• Exercise aim
Restate the full set of records exactly, word for word.

>>>>>

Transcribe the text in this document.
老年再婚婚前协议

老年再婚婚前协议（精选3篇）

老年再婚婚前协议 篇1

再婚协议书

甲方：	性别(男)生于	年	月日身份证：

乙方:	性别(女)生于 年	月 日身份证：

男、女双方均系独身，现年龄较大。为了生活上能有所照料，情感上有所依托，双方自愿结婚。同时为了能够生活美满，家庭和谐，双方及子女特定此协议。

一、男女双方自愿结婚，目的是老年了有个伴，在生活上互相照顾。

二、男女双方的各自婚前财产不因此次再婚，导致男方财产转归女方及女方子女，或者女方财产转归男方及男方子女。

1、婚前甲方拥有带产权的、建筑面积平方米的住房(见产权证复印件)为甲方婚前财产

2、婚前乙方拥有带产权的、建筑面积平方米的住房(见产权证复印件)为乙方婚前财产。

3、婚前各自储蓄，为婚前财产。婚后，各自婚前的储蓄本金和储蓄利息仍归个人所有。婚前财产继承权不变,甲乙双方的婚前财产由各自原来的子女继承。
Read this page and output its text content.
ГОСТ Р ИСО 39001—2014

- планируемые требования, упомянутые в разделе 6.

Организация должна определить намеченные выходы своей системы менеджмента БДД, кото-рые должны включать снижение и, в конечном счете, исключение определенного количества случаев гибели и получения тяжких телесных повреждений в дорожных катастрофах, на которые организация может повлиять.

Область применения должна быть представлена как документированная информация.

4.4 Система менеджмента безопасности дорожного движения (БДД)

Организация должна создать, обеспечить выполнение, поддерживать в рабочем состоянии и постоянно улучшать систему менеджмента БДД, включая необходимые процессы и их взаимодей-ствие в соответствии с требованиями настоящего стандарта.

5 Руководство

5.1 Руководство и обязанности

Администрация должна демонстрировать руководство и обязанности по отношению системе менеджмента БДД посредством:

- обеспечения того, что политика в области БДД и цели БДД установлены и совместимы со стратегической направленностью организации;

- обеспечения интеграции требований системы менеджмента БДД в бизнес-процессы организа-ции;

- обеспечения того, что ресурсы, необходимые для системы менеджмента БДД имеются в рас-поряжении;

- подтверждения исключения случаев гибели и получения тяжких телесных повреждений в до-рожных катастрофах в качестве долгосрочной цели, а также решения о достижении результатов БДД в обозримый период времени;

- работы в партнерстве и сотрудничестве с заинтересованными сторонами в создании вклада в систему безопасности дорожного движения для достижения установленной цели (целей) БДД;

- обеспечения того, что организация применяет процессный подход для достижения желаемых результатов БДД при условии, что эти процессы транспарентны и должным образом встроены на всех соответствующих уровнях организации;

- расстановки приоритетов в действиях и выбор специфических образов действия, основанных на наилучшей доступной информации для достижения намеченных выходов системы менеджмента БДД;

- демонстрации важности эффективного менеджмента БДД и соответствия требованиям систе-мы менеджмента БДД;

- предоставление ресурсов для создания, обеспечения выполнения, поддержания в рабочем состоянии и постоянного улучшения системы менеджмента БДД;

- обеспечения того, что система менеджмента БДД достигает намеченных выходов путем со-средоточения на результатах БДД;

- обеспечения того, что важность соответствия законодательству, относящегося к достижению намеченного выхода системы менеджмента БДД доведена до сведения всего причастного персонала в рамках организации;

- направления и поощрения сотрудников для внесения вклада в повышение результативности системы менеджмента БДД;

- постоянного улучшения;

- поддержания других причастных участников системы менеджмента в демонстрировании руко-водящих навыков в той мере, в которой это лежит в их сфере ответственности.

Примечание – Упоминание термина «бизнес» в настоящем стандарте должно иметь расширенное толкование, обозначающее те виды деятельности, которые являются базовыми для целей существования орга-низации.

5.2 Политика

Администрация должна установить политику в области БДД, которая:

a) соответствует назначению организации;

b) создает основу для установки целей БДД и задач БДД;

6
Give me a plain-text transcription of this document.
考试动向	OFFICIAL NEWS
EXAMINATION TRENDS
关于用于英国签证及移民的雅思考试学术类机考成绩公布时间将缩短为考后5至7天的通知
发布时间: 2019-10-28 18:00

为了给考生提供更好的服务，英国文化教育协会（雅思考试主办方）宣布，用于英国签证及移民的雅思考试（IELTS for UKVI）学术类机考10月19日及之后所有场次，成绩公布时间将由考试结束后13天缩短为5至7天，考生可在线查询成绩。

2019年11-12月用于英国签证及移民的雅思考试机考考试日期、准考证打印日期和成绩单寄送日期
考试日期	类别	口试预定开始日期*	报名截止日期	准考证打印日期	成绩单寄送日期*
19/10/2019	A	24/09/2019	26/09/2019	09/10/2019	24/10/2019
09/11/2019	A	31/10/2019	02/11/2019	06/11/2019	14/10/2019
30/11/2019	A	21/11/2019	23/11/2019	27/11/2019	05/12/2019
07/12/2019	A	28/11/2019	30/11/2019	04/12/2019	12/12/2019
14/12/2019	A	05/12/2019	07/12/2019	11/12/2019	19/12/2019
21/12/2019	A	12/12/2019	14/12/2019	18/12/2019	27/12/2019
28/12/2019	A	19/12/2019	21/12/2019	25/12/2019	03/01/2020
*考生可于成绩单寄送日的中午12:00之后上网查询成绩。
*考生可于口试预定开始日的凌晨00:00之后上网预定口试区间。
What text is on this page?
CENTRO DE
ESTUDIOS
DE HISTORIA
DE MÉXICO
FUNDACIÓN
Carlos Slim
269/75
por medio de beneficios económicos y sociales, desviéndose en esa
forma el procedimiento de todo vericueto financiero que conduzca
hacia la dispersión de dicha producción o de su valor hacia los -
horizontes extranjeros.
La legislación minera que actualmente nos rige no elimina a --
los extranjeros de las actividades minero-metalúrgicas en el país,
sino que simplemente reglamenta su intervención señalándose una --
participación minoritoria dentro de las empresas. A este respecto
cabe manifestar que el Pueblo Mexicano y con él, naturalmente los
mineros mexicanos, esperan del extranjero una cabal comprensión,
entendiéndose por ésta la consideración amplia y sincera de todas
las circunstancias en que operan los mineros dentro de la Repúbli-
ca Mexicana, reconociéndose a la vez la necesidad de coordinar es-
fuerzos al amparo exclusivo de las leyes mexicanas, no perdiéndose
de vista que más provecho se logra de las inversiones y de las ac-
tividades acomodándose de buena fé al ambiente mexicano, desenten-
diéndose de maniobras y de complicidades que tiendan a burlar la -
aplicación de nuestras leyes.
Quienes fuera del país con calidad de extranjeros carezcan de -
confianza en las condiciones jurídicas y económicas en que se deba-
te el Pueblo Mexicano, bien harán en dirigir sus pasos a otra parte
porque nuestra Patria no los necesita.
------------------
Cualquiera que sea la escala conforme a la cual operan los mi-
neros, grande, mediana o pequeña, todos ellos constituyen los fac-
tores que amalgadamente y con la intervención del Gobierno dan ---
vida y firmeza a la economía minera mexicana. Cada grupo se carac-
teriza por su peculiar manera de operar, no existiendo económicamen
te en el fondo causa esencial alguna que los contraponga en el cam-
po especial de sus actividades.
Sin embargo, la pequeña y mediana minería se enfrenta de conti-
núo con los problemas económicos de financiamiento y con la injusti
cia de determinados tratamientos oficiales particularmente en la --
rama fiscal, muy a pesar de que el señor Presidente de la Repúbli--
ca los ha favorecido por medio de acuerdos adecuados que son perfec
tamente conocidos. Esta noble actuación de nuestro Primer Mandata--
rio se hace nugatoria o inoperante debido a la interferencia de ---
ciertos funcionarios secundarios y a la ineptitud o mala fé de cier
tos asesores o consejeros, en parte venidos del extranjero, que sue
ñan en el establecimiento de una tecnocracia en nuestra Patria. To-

<<<<<

• Task response
Transcribe the text in this document.
老年再婚婚前协议

老年再婚婚前协议（精选3篇）

老年再婚婚前协议 篇1

再婚协议书

甲方：	性别(男)生于	年	月日身份证：

乙方:	性别(女)生于 年	月 日身份证：

男、女双方均系独身，现年龄较大。为了生活上能有所照料，情感上有所依托，双方自愿结婚。同时为了能够生活美满，家庭和谐，双方及子女特定此协议。

一、男女双方自愿结婚，目的是老年了有个伴，在生活上互相照顾。

二、男女双方的各自婚前财产不因此次再婚，导致男方财产转归女方及女方子女，或者女方财产转归男方及男方子女。

1、婚前甲方拥有带产权的、建筑面积平方米的住房(见产权证复印件)为甲方婚前财产

2、婚前乙方拥有带产权的、建筑面积平方米的住房(见产权证复印件)为乙方婚前财产。

3、婚前各自储蓄，为婚前财产。婚后，各自婚前的储蓄本金和储蓄利息仍归个人所有。婚前财产继承权不变,甲乙双方的婚前财产由各自原来的子女继承。
Read this page and output its text content.
ГОСТ Р ИСО 39001—2014

- планируемые требования, упомянутые в разделе 6.

Организация должна определить намеченные выходы своей системы менеджмента БДД, кото-рые должны включать снижение и, в конечном счете, исключение определенного количества случаев гибели и получения тяжких телесных повреждений в дорожных катастрофах, на которые организация может повлиять.

Область применения должна быть представлена как документированная информация.

4.4 Система менеджмента безопасности дорожного движения (БДД)

Организация должна создать, обеспечить выполнение, поддерживать в рабочем состоянии и постоянно улучшать систему менеджмента БДД, включая необходимые процессы и их взаимодей-ствие в соответствии с требованиями настоящего стандарта.

5 Руководство

5.1 Руководство и обязанности

Администрация должна демонстрировать руководство и обязанности по отношению системе менеджмента БДД посредством:

- обеспечения того, что политика в области БДД и цели БДД установлены и совместимы со стратегической направленностью организации;

- обеспечения интеграции требований системы менеджмента БДД в бизнес-процессы организа-ции;

- обеспечения того, что ресурсы, необходимые для системы менеджмента БДД имеются в рас-поряжении;

- подтверждения исключения случаев гибели и получения тяжких телесных повреждений в до-рожных катастрофах в качестве долгосрочной цели, а также решения о достижении результатов БДД в обозримый период времени;

- работы в партнерстве и сотрудничестве с заинтересованными сторонами в создании вклада в систему безопасности дорожного движения для достижения установленной цели (целей) БДД;

- обеспечения того, что организация применяет процессный подход для достижения желаемых результатов БДД при условии, что эти процессы транспарентны и должным образом встроены на всех соответствующих уровнях организации;

- расстановки приоритетов в действиях и выбор специфических образов действия, основанных на наилучшей доступной информации для достижения намеченных выходов системы менеджмента БДД;

- демонстрации важности эффективного менеджмента БДД и соответствия требованиям систе-мы менеджмента БДД;

- предоставление ресурсов для создания, обеспечения выполнения, поддержания в рабочем состоянии и постоянного улучшения системы менеджмента БДД;

- обеспечения того, что система менеджмента БДД достигает намеченных выходов путем со-средоточения на результатах БДД;

- обеспечения того, что важность соответствия законодательству, относящегося к достижению намеченного выхода системы менеджмента БДД доведена до сведения всего причастного персонала в рамках организации;

- направления и поощрения сотрудников для внесения вклада в повышение результативности системы менеджмента БДД;

- постоянного улучшения;

- поддержания других причастных участников системы менеджмента в демонстрировании руко-водящих навыков в той мере, в которой это лежит в их сфере ответственности.

Примечание – Упоминание термина «бизнес» в настоящем стандарте должно иметь расширенное толкование, обозначающее те виды деятельности, которые являются базовыми для целей существования орга-низации.

5.2 Политика

Администрация должна установить политику в области БДД, которая:

a) соответствует назначению организации;

b) создает основу для установки целей БДД и задач БДД;

6
Give me a plain-text transcription of this document.
考试动向	OFFICIAL NEWS
EXAMINATION TRENDS
关于用于英国签证及移民的雅思考试学术类机考成绩公布时间将缩短为考后5至7天的通知
发布时间: 2019-10-28 18:00

为了给考生提供更好的服务，英国文化教育协会（雅思考试主办方）宣布，用于英国签证及移民的雅思考试（IELTS for UKVI）学术类机考10月19日及之后所有场次，成绩公布时间将由考试结束后13天缩短为5至7天，考生可在线查询成绩。

2019年11-12月用于英国签证及移民的雅思考试机考考试日期、准考证打印日期和成绩单寄送日期
考试日期	类别	口试预定开始日期*	报名截止日期	准考证打印日期	成绩单寄送日期*
19/10/2019	A	24/09/2019	26/09/2019	09/10/2019	24/10/2019
09/11/2019	A	31/10/2019	02/11/2019	06/11/2019	14/10/2019
30/11/2019	A	21/11/2019	23/11/2019	27/11/2019	05/12/2019
07/12/2019	A	28/11/2019	30/11/2019	04/12/2019	12/12/2019
14/12/2019	A	05/12/2019	07/12/2019	11/12/2019	19/12/2019
21/12/2019	A	12/12/2019	14/12/2019	18/12/2019	27/12/2019
28/12/2019	A	19/12/2019	21/12/2019	25/12/2019	03/01/2020
*考生可于成绩单寄送日的中午12:00之后上网查询成绩。
*考生可于口试预定开始日的凌晨00:00之后上网预定口试区间。
What text is on this page?
CENTRO DE
ESTUDIOS
DE HISTORIA
DE MÉXICO
FUNDACIÓN
Carlos Slim
269/75
por medio de beneficios económicos y sociales, desviéndose en esa
forma el procedimiento de todo vericueto financiero que conduzca
hacia la dispersión de dicha producción o de su valor hacia los -
horizontes extranjeros.
La legislación minera que actualmente nos rige no elimina a --
los extranjeros de las actividades minero-metalúrgicas en el país,
sino que simplemente reglamenta su intervención señalándose una --
participación minoritoria dentro de las empresas. A este respecto
cabe manifestar que el Pueblo Mexicano y con él, naturalmente los
mineros mexicanos, esperan del extranjero una cabal comprensión,
entendiéndose por ésta la consideración amplia y sincera de todas
las circunstancias en que operan los mineros dentro de la Repúbli-
ca Mexicana, reconociéndose a la vez la necesidad de coordinar es-
fuerzos al amparo exclusivo de las leyes mexicanas, no perdiéndose
de vista que más provecho se logra de las inversiones y de las ac-
tividades acomodándose de buena fé al ambiente mexicano, desenten-
diéndose de maniobras y de complicidades que tiendan a burlar la -
aplicación de nuestras leyes.
Quienes fuera del país con calidad de extranjeros carezcan de -
confianza en las condiciones jurídicas y económicas en que se deba-
te el Pueblo Mexicano, bien harán en dirigir sus pasos a otra parte
porque nuestra Patria no los necesita.
------------------
Cualquiera que sea la escala conforme a la cual operan los mi-
neros, grande, mediana o pequeña, todos ellos constituyen los fac-
tores que amalgadamente y con la intervención del Gobierno dan ---
vida y firmeza a la economía minera mexicana. Cada grupo se carac-
teriza por su peculiar manera de operar, no existiendo económicamen
te en el fondo causa esencial alguna que los contraponga en el cam-
po especial de sus actividades.
Sin embargo, la pequeña y mediana minería se enfrenta de conti-
núo con los problemas económicos de financiamiento y con la injusti
cia de determinados tratamientos oficiales particularmente en la --
rama fiscal, muy a pesar de que el señor Presidente de la Repúbli--
ca los ha favorecido por medio de acuerdos adecuados que son perfec
tamente conocidos. Esta noble actuación de nuestro Primer Mandata--
rio se hace nugatoria o inoperante debido a la interferencia de ---
ciertos funcionarios secundarios y a la ineptitud o mala fé de cier
tos asesores o consejeros, en parte venidos del extranjero, que sue
ñan en el establecimiento de una tecnocracia en nuestra Patria. To-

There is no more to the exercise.